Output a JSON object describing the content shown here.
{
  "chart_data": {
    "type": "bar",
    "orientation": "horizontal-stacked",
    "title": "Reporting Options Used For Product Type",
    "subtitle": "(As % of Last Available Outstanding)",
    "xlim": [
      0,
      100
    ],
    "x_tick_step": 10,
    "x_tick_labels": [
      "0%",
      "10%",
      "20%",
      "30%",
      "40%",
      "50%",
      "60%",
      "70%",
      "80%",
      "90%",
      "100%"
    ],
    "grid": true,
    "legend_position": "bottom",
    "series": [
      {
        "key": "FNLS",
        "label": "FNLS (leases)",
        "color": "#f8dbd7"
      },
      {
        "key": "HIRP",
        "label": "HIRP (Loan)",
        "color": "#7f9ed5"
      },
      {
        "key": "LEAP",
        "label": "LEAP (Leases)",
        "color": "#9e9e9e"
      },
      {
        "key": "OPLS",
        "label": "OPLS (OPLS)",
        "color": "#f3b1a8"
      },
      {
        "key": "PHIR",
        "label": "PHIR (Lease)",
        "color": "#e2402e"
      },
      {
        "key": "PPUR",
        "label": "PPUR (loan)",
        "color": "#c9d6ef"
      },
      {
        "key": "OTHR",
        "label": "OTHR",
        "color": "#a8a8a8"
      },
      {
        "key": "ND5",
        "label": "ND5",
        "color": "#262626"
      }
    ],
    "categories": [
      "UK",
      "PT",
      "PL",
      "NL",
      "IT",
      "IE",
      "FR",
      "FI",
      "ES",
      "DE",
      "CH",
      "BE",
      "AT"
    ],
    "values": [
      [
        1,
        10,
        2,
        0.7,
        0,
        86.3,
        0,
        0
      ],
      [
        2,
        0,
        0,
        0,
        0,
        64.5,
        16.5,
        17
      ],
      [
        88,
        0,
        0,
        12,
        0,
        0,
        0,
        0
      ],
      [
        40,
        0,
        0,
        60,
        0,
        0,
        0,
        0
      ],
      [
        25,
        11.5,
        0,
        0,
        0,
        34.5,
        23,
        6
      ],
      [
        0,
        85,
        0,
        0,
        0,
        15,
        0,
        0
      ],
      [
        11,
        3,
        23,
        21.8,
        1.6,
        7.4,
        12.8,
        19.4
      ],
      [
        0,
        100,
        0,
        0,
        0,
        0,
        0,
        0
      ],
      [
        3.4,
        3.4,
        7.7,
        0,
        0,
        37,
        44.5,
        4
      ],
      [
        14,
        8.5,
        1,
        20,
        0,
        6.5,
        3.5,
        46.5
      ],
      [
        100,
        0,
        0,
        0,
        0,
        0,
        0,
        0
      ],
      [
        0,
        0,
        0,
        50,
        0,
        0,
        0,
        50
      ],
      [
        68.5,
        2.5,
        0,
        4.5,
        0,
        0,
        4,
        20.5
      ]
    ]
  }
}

Exercise task: From the records above, extract each line exactly as shown.

Worked solution:
Output a JSON object describing the content shown here.
{
  "chart_data": {
    "type": "bar",
    "orientation": "horizontal-stacked",
    "title": "Reporting Options Used For Product Type",
    "subtitle": "(As % of Last Available Outstanding)",
    "xlim": [
      0,
      100
    ],
    "x_tick_step": 10,
    "x_tick_labels": [
      "0%",
      "10%",
      "20%",
      "30%",
      "40%",
      "50%",
      "60%",
      "70%",
      "80%",
      "90%",
      "100%"
    ],
    "grid": true,
    "legend_position": "bottom",
    "series": [
      {
        "key": "FNLS",
        "label": "FNLS (leases)",
        "color": "#f8dbd7"
      },
      {
        "key": "HIRP",
        "label": "HIRP (Loan)",
        "color": "#7f9ed5"
      },
      {
        "key": "LEAP",
        "label": "LEAP (Leases)",
        "color": "#9e9e9e"
      },
      {
        "key": "OPLS",
        "label": "OPLS (OPLS)",
        "color": "#f3b1a8"
      },
      {
        "key": "PHIR",
        "label": "PHIR (Lease)",
        "color": "#e2402e"
      },
      {
        "key": "PPUR",
        "label": "PPUR (loan)",
        "color": "#c9d6ef"
      },
      {
        "key": "OTHR",
        "label": "OTHR",
        "color": "#a8a8a8"
      },
      {
        "key": "ND5",
        "label": "ND5",
        "color": "#262626"
      }
    ],
    "categories": [
      "UK",
      "PT",
      "PL",
      "NL",
      "IT",
      "IE",
      "FR",
      "FI",
      "ES",
      "DE",
      "CH",
      "BE",
      "AT"
    ],
    "values": [
      [
        1,
        10,
        2,
        0.7,
        0,
        86.3,
        0,
        0
      ],
      [
        2,
        0,
        0,
        0,
        0,
        64.5,
        16.5,
        17
      ],
      [
        88,
        0,
        0,
        12,
        0,
        0,
        0,
        0
      ],
      [
        40,
        0,
        0,
        60,
        0,
        0,
        0,
        0
      ],
      [
        25,
        11.5,
        0,
        0,
        0,
        34.5,
        23,
        6
      ],
      [
        0,
        85,
        0,
        0,
        0,
        15,
        0,
        0
      ],
      [
        11,
        3,
        23,
        21.8,
        1.6,
        7.4,
        12.8,
        19.4
      ],
      [
        0,
        100,
        0,
        0,
        0,
        0,
        0,
        0
      ],
      [
        3.4,
        3.4,
        7.7,
        0,
        0,
        37,
        44.5,
        4
      ],
      [
        14,
        8.5,
        1,
        20,
        0,
        6.5,
        3.5,
        46.5
      ],
      [
        100,
        0,
        0,
        0,
        0,
        0,
        0,
        0
      ],
      [
        0,
        0,
        0,
        50,
        0,
        0,
        0,
        50
      ],
      [
        68.5,
        2.5,
        0,
        4.5,
        0,
        0,
        4,
        20.5
      ]
    ]
  }
}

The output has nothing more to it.